[Items from a dataset]
____________

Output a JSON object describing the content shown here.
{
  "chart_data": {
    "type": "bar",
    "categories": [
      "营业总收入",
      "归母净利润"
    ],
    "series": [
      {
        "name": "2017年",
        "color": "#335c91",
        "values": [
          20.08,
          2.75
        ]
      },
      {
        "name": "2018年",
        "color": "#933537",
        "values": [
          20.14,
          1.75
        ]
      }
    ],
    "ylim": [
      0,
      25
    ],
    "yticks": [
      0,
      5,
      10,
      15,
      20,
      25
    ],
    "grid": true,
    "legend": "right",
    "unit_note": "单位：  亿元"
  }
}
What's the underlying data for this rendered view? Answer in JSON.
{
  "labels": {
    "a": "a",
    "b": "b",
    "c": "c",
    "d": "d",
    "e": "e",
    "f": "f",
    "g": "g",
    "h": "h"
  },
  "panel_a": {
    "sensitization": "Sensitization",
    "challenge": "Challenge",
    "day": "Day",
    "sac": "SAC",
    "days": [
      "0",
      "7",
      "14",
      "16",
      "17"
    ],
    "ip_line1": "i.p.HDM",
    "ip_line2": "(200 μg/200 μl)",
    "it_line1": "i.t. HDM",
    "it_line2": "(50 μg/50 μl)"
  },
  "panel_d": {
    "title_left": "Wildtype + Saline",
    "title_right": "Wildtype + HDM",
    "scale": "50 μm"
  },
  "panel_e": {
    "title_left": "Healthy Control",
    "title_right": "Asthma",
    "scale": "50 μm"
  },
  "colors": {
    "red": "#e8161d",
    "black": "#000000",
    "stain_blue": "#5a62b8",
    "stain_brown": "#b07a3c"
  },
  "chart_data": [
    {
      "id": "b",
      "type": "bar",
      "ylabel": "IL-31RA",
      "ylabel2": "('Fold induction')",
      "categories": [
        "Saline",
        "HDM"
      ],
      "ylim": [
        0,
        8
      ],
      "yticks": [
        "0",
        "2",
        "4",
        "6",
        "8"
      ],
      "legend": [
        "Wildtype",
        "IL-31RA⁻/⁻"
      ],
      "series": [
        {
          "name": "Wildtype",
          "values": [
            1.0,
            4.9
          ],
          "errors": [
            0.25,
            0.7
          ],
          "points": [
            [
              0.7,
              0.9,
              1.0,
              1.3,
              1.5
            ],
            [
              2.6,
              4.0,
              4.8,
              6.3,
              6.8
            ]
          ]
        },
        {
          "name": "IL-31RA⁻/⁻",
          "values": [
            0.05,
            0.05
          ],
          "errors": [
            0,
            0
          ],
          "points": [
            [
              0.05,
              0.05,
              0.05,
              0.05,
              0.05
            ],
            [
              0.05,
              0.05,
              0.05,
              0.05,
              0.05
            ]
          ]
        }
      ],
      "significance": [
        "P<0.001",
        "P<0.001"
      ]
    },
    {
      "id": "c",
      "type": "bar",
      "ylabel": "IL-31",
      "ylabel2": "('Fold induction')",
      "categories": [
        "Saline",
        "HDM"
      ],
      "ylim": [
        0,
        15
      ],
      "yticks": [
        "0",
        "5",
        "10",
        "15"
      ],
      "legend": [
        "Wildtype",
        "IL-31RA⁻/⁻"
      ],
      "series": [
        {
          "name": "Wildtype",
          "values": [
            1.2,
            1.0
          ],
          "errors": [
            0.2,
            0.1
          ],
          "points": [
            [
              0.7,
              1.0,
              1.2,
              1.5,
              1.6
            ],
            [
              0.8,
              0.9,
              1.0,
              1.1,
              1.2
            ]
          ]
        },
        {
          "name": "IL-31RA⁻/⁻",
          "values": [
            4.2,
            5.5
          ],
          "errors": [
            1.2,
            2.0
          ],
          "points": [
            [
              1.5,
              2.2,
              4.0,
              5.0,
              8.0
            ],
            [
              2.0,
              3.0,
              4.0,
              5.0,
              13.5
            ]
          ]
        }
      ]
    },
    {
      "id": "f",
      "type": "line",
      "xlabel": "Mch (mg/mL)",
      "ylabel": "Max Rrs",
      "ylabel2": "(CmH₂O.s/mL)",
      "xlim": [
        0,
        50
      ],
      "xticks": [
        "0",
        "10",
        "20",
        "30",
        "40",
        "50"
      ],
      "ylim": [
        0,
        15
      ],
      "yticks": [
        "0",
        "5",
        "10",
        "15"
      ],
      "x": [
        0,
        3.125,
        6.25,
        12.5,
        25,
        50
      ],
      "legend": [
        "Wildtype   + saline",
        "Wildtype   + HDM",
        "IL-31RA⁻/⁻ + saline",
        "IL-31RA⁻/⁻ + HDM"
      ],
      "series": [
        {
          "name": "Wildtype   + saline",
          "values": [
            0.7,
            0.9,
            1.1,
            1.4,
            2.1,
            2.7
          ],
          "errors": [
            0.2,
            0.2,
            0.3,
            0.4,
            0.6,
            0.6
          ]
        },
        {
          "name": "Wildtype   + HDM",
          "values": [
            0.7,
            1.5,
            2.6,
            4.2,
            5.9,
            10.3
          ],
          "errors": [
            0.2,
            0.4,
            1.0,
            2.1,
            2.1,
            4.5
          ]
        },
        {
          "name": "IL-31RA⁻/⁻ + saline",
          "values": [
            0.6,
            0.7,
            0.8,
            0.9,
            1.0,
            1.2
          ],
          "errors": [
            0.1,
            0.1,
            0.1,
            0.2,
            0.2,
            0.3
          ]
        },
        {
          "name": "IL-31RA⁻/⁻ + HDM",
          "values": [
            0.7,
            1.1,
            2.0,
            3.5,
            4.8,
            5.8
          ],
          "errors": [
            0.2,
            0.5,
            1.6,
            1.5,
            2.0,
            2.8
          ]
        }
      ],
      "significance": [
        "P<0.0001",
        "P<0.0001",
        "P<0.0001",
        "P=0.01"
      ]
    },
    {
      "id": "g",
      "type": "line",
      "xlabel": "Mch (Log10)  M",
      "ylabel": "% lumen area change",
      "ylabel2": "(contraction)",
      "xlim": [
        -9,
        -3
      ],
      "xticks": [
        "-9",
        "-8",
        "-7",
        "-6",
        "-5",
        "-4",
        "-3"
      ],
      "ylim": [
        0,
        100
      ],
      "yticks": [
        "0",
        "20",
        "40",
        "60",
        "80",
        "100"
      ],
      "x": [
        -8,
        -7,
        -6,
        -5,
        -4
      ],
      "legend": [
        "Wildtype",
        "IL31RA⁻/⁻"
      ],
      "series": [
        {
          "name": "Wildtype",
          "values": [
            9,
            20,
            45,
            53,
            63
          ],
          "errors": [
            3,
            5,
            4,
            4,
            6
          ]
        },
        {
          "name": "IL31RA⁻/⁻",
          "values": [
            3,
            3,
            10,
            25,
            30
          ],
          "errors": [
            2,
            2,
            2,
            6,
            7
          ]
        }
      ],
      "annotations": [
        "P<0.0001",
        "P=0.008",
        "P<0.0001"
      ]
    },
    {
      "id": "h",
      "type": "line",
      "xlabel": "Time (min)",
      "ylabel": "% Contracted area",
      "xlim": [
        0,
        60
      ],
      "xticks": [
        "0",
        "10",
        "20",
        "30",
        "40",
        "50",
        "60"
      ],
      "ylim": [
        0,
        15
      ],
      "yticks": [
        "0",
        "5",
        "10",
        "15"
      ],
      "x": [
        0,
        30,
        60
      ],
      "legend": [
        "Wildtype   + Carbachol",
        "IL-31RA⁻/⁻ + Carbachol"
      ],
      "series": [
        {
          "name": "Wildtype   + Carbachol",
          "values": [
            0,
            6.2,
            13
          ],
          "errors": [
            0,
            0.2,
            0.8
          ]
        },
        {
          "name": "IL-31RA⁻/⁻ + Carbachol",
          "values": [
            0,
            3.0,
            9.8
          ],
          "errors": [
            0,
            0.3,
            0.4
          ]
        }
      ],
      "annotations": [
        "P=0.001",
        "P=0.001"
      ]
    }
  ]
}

____________

(Task prompt): Print every entry exactly as it appears.

(Answer to this task):
Output a JSON object describing the content shown here.
{
  "chart_data": {
    "type": "bar",
    "categories": [
      "营业总收入",
      "归母净利润"
    ],
    "series": [
      {
        "name": "2017年",
        "color": "#335c91",
        "values": [
          20.08,
          2.75
        ]
      },
      {
        "name": "2018年",
        "color": "#933537",
        "values": [
          20.14,
          1.75
        ]
      }
    ],
    "ylim": [
      0,
      25
    ],
    "yticks": [
      0,
      5,
      10,
      15,
      20,
      25
    ],
    "grid": true,
    "legend": "right",
    "unit_note": "单位：  亿元"
  }
}
What's the underlying data for this rendered view? Answer in JSON.
{
  "labels": {
    "a": "a",
    "b": "b",
    "c": "c",
    "d": "d",
    "e": "e",
    "f": "f",
    "g": "g",
    "h": "h"
  },
  "panel_a": {
    "sensitization": "Sensitization",
    "challenge": "Challenge",
    "day": "Day",
    "sac": "SAC",
    "days": [
      "0",
      "7",
      "14",
      "16",
      "17"
    ],
    "ip_line1": "i.p.HDM",
    "ip_line2": "(200 μg/200 μl)",
    "it_line1": "i.t. HDM",
    "it_line2": "(50 μg/50 μl)"
  },
  "panel_d": {
    "title_left": "Wildtype + Saline",
    "title_right": "Wildtype + HDM",
    "scale": "50 μm"
  },
  "panel_e": {
    "title_left": "Healthy Control",
    "title_right": "Asthma",
    "scale": "50 μm"
  },
  "colors": {
    "red": "#e8161d",
    "black": "#000000",
    "stain_blue": "#5a62b8",
    "stain_brown": "#b07a3c"
  },
  "chart_data": [
    {
      "id": "b",
      "type": "bar",
      "ylabel": "IL-31RA",
      "ylabel2": "('Fold induction')",
      "categories": [
        "Saline",
        "HDM"
      ],
      "ylim": [
        0,
        8
      ],
      "yticks": [
        "0",
        "2",
        "4",
        "6",
        "8"
      ],
      "legend": [
        "Wildtype",
        "IL-31RA⁻/⁻"
      ],
      "series": [
        {
          "name": "Wildtype",
          "values": [
            1.0,
            4.9
          ],
          "errors": [
            0.25,
            0.7
          ],
          "points": [
            [
              0.7,
              0.9,
              1.0,
              1.3,
              1.5
            ],
            [
              2.6,
              4.0,
              4.8,
              6.3,
              6.8
            ]
          ]
        },
        {
          "name": "IL-31RA⁻/⁻",
          "values": [
            0.05,
            0.05
          ],
          "errors": [
            0,
            0
          ],
          "points": [
            [
              0.05,
              0.05,
              0.05,
              0.05,
              0.05
            ],
            [
              0.05,
              0.05,
              0.05,
              0.05,
              0.05
            ]
          ]
        }
      ],
      "significance": [
        "P<0.001",
        "P<0.001"
      ]
    },
    {
      "id": "c",
      "type": "bar",
      "ylabel": "IL-31",
      "ylabel2": "('Fold induction')",
      "categories": [
        "Saline",
        "HDM"
      ],
      "ylim": [
        0,
        15
      ],
      "yticks": [
        "0",
        "5",
        "10",
        "15"
      ],
      "legend": [
        "Wildtype",
        "IL-31RA⁻/⁻"
      ],
      "series": [
        {
          "name": "Wildtype",
          "values": [
            1.2,
            1.0
          ],
          "errors": [
            0.2,
            0.1
          ],
          "points": [
            [
              0.7,
              1.0,
              1.2,
              1.5,
              1.6
            ],
            [
              0.8,
              0.9,
              1.0,
              1.1,
              1.2
            ]
          ]
        },
        {
          "name": "IL-31RA⁻/⁻",
          "values": [
            4.2,
            5.5
          ],
          "errors": [
            1.2,
            2.0
          ],
          "points": [
            [
              1.5,
              2.2,
              4.0,
              5.0,
              8.0
            ],
            [
              2.0,
              3.0,
              4.0,
              5.0,
              13.5
            ]
          ]
        }
      ]
    },
    {
      "id": "f",
      "type": "line",
      "xlabel": "Mch (mg/mL)",
      "ylabel": "Max Rrs",
      "ylabel2": "(CmH₂O.s/mL)",
      "xlim": [
        0,
        50
      ],
      "xticks": [
        "0",
        "10",
        "20",
        "30",
        "40",
        "50"
      ],
      "ylim": [
        0,
        15
      ],
      "yticks": [
        "0",
        "5",
        "10",
        "15"
      ],
      "x": [
        0,
        3.125,
        6.25,
        12.5,
        25,
        50
      ],
      "legend": [
        "Wildtype   + saline",
        "Wildtype   + HDM",
        "IL-31RA⁻/⁻ + saline",
        "IL-31RA⁻/⁻ + HDM"
      ],
      "series": [
        {
          "name": "Wildtype   + saline",
          "values": [
            0.7,
            0.9,
            1.1,
            1.4,
            2.1,
            2.7
          ],
          "errors": [
            0.2,
            0.2,
            0.3,
            0.4,
            0.6,
            0.6
          ]
        },
        {
          "name": "Wildtype   + HDM",
          "values": [
            0.7,
            1.5,
            2.6,
            4.2,
            5.9,
            10.3
          ],
          "errors": [
            0.2,
            0.4,
            1.0,
            2.1,
            2.1,
            4.5
          ]
        },
        {
          "name": "IL-31RA⁻/⁻ + saline",
          "values": [
            0.6,
            0.7,
            0.8,
            0.9,
            1.0,
            1.2
          ],
          "errors": [
            0.1,
            0.1,
            0.1,
            0.2,
            0.2,
            0.3
          ]
        },
        {
          "name": "IL-31RA⁻/⁻ + HDM",
          "values": [
            0.7,
            1.1,
            2.0,
            3.5,
            4.8,
            5.8
          ],
          "errors": [
            0.2,
            0.5,
            1.6,
            1.5,
            2.0,
            2.8
          ]
        }
      ],
      "significance": [
        "P<0.0001",
        "P<0.0001",
        "P<0.0001",
        "P=0.01"
      ]
    },
    {
      "id": "g",
      "type": "line",
      "xlabel": "Mch (Log10)  M",
      "ylabel": "% lumen area change",
      "ylabel2": "(contraction)",
      "xlim": [
        -9,
        -3
      ],
      "xticks": [
        "-9",
        "-8",
        "-7",
        "-6",
        "-5",
        "-4",
        "-3"
      ],
      "ylim": [
        0,
        100
      ],
      "yticks": [
        "0",
        "20",
        "40",
        "60",
        "80",
        "100"
      ],
      "x": [
        -8,
        -7,
        -6,
        -5,
        -4
      ],
      "legend": [
        "Wildtype",
        "IL31RA⁻/⁻"
      ],
      "series": [
        {
          "name": "Wildtype",
          "values": [
            9,
            20,
            45,
            53,
            63
          ],
          "errors": [
            3,
            5,
            4,
            4,
            6
          ]
        },
        {
          "name": "IL31RA⁻/⁻",
          "values": [
            3,
            3,
            10,
            25,
            30
          ],
          "errors": [
            2,
            2,
            2,
            6,
            7
          ]
        }
      ],
      "annotations": [
        "P<0.0001",
        "P=0.008",
        "P<0.0001"
      ]
    },
    {
      "id": "h",
      "type": "line",
      "xlabel": "Time (min)",
      "ylabel": "% Contracted area",
      "xlim": [
        0,
        60
      ],
      "xticks": [
        "0",
        "10",
        "20",
        "30",
        "40",
        "50",
        "60"
      ],
      "ylim": [
        0,
        15
      ],
      "yticks": [
        "0",
        "5",
        "10",
        "15"
      ],
      "x": [
        0,
        30,
        60
      ],
      "legend": [
        "Wildtype   + Carbachol",
        "IL-31RA⁻/⁻ + Carbachol"
      ],
      "series": [
        {
          "name": "Wildtype   + Carbachol",
          "values": [
            0,
            6.2,
            13
          ],
          "errors": [
            0,
            0.2,
            0.8
          ]
        },
        {
          "name": "IL-31RA⁻/⁻ + Carbachol",
          "values": [
            0,
            3.0,
            9.8
          ],
          "errors": [
            0,
            0.3,
            0.4
          ]
        }
      ],
      "annotations": [
        "P=0.001",
        "P=0.001"
      ]
    }
  ]
}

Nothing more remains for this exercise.